▶ INSTRUCTIONS FOR THE TASK: Report all lines holding "text".

▶ THE RECORDS:
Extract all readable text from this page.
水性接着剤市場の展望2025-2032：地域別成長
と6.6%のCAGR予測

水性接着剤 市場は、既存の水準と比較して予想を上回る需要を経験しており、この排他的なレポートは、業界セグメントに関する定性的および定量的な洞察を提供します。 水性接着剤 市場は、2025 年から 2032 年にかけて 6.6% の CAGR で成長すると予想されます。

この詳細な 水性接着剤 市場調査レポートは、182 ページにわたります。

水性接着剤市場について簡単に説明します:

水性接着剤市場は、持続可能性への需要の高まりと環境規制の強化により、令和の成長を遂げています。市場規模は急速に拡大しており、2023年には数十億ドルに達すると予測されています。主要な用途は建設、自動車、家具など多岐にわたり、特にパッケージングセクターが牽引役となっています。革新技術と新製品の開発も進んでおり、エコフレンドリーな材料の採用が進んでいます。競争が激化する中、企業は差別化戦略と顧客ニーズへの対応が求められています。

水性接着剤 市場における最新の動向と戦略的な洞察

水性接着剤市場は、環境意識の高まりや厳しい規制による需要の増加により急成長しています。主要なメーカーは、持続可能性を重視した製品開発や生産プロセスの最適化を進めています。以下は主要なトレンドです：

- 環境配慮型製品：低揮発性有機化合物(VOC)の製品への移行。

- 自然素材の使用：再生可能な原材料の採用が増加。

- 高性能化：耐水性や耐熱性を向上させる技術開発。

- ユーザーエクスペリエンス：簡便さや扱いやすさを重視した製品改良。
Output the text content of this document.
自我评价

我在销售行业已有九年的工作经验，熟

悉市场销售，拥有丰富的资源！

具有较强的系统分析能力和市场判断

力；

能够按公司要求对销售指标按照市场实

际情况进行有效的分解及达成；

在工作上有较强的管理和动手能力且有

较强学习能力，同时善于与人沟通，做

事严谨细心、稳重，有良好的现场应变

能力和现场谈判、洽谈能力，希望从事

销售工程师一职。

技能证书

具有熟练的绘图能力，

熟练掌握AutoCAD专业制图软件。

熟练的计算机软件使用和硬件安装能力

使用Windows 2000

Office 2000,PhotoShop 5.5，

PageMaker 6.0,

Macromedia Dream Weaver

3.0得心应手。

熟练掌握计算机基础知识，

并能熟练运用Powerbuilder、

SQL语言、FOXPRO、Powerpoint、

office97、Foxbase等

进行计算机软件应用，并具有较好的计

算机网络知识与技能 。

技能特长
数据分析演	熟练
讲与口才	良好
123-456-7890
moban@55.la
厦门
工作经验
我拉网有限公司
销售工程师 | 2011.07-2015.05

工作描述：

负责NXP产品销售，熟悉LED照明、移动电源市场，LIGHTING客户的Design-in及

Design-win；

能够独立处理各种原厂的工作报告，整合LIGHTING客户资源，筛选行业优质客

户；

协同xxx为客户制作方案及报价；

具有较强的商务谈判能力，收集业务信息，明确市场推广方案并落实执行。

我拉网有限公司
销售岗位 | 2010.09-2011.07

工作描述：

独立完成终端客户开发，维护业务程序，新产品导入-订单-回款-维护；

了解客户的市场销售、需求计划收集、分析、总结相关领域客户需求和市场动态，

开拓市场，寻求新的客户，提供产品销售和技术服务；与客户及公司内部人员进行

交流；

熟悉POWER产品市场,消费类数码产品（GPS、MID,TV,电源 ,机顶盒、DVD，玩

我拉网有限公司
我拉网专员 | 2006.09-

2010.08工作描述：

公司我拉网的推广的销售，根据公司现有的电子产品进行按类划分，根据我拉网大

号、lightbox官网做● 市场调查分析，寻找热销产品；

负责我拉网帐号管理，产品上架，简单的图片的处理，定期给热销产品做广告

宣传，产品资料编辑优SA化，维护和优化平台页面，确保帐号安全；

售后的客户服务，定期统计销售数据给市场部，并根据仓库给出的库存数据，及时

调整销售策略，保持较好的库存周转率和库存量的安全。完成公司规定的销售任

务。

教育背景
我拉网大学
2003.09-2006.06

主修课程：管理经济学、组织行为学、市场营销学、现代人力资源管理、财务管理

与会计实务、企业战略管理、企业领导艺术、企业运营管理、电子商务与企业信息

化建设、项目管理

▶ COMPLETED TASK:
Extract all readable text from this page.
Output the text content of this document.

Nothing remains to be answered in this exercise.